--- BEGIN Extracted entries ---

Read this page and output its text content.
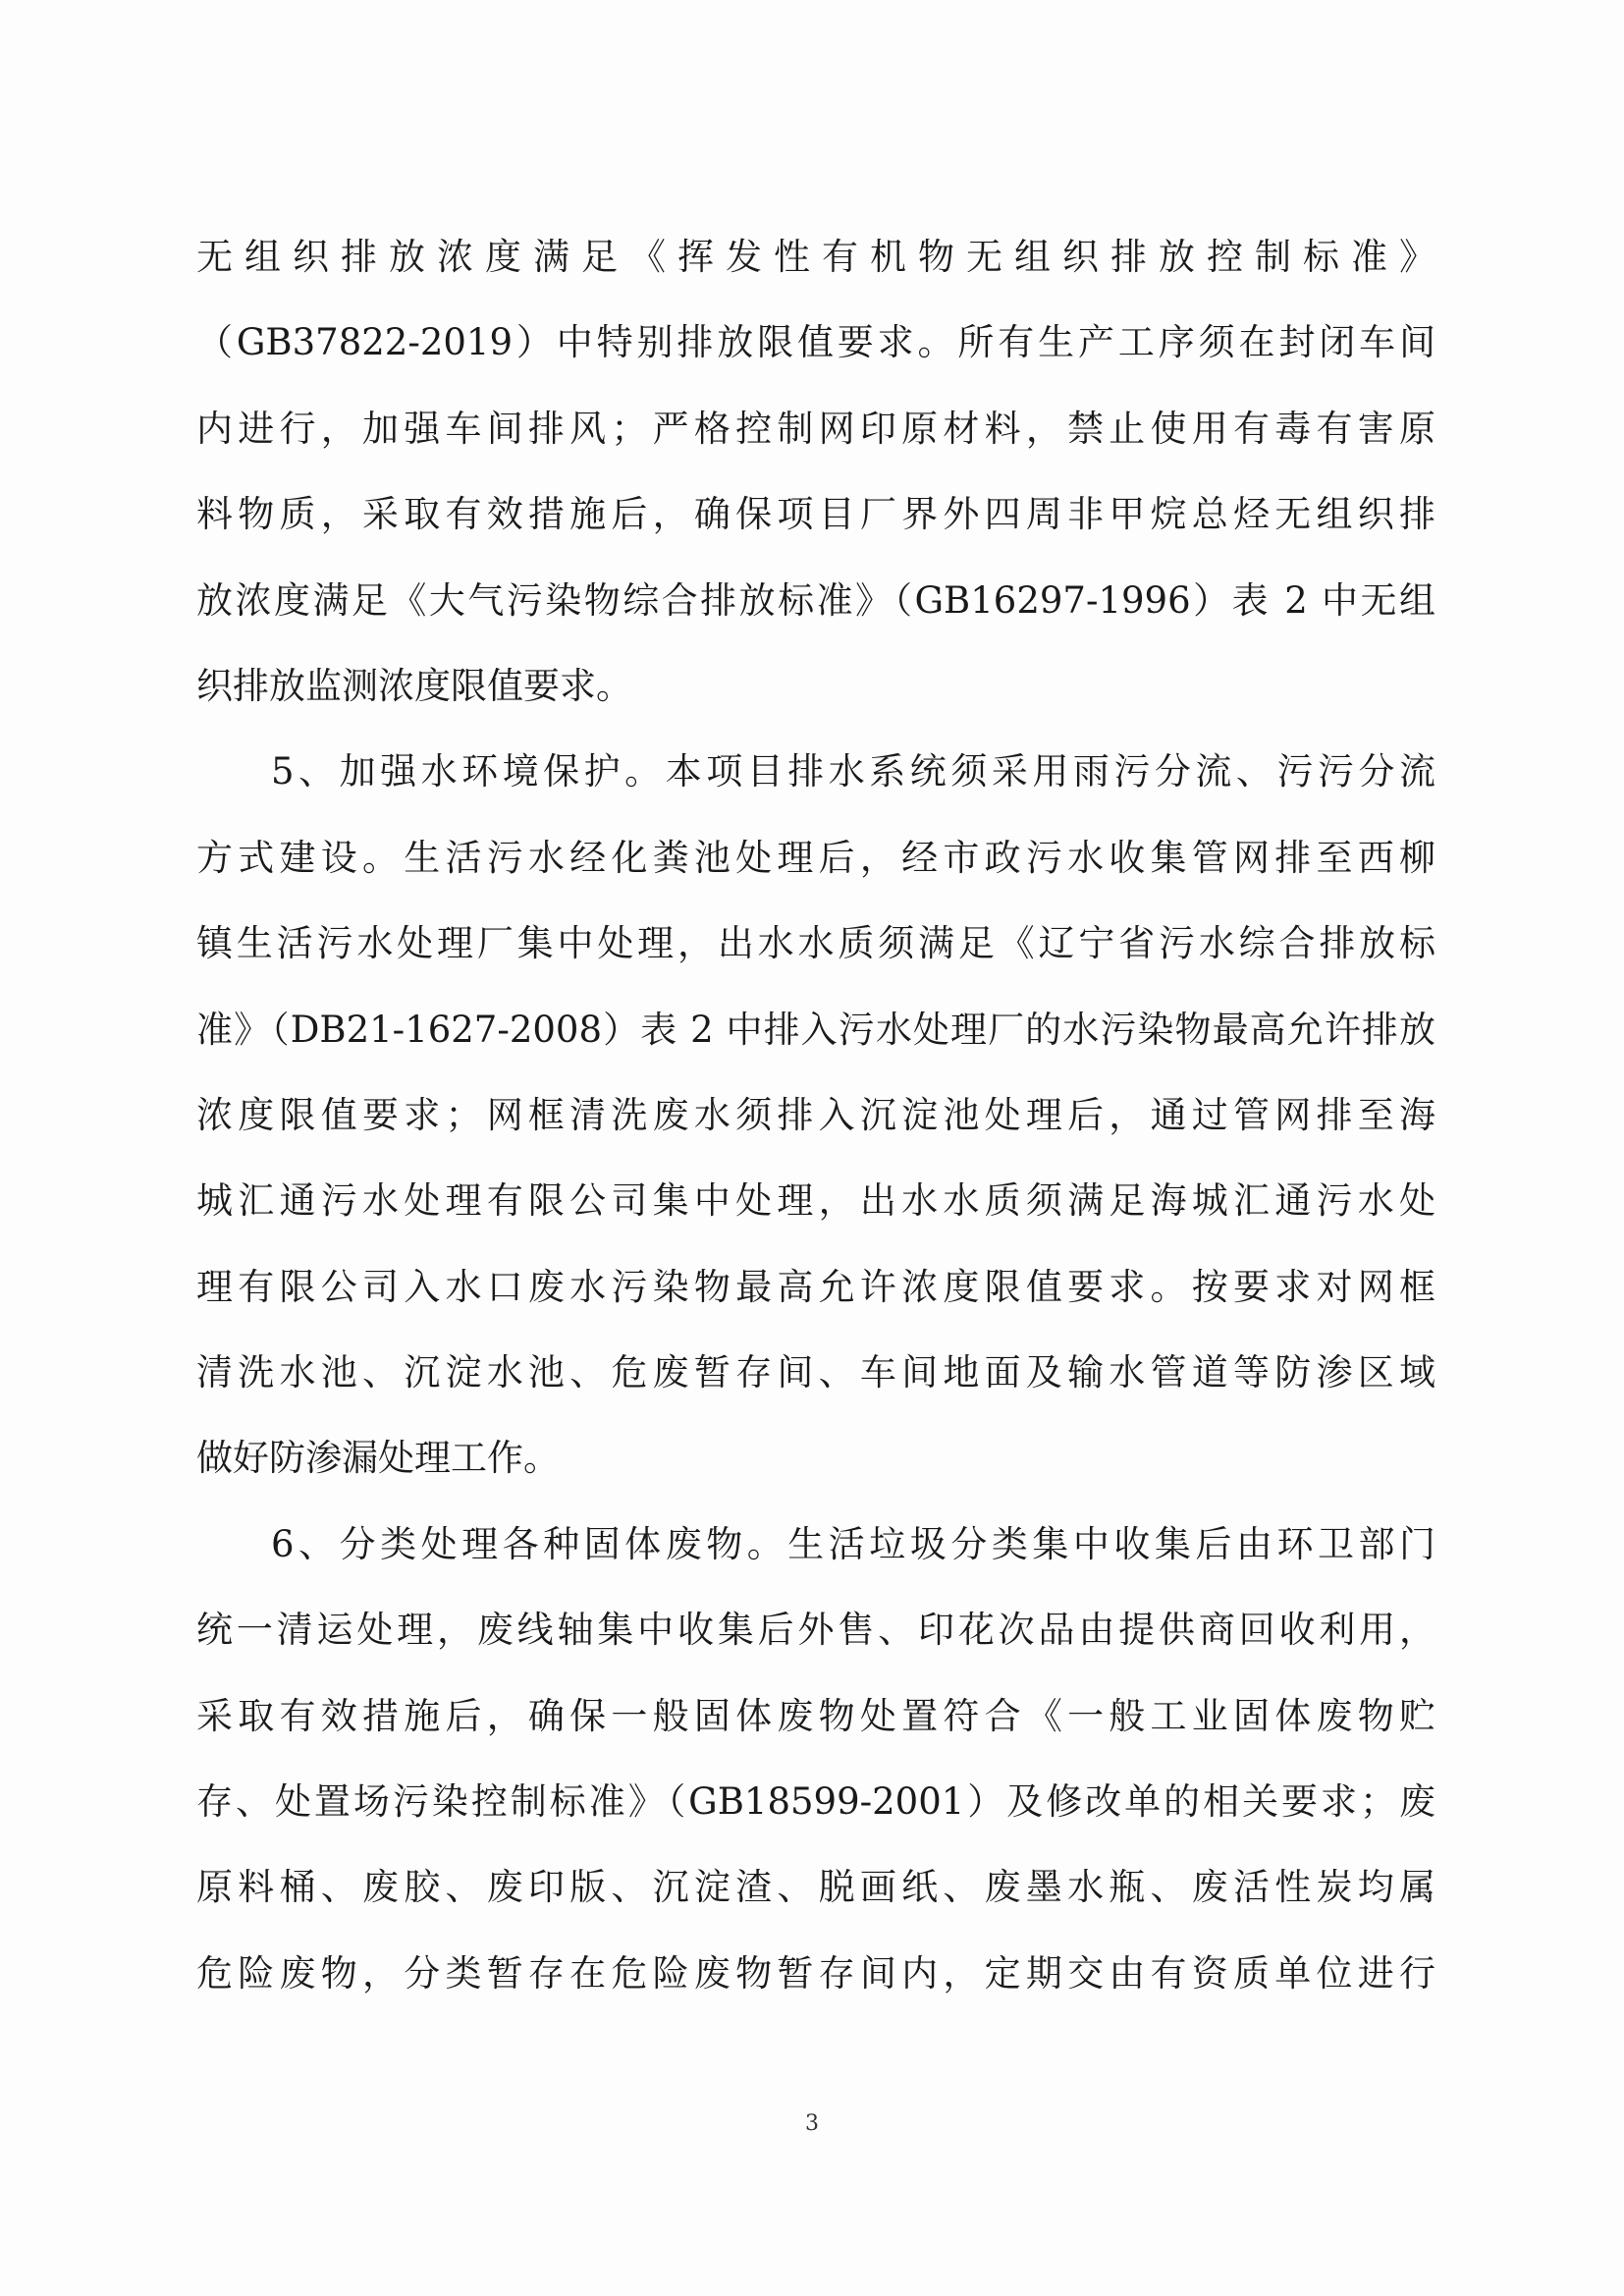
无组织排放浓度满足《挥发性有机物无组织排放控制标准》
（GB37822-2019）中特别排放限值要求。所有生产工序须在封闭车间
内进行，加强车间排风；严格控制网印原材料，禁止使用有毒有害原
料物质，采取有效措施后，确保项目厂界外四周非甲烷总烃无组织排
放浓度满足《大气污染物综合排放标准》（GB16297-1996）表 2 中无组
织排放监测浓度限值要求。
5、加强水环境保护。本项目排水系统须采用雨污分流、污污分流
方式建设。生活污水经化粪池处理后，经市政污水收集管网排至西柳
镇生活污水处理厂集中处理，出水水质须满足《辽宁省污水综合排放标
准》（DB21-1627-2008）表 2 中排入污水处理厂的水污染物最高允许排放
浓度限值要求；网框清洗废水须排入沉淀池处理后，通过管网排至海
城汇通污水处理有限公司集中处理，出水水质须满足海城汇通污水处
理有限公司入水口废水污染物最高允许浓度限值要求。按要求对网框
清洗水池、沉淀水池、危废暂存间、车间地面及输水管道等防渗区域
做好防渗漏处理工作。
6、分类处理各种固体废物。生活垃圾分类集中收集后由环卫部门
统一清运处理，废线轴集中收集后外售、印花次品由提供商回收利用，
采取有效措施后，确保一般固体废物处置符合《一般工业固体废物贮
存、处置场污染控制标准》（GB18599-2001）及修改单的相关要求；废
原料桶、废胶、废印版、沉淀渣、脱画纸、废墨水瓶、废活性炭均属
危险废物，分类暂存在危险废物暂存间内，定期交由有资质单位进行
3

--- END Extracted entries ---

Show the lines of the material that contain the word "采取有效措施后".

料物质，采取有效措施后，确保项目厂界外四周非甲烷总烃无组织排
采取有效措施后，确保一般固体废物处置符合《一般工业固体废物贮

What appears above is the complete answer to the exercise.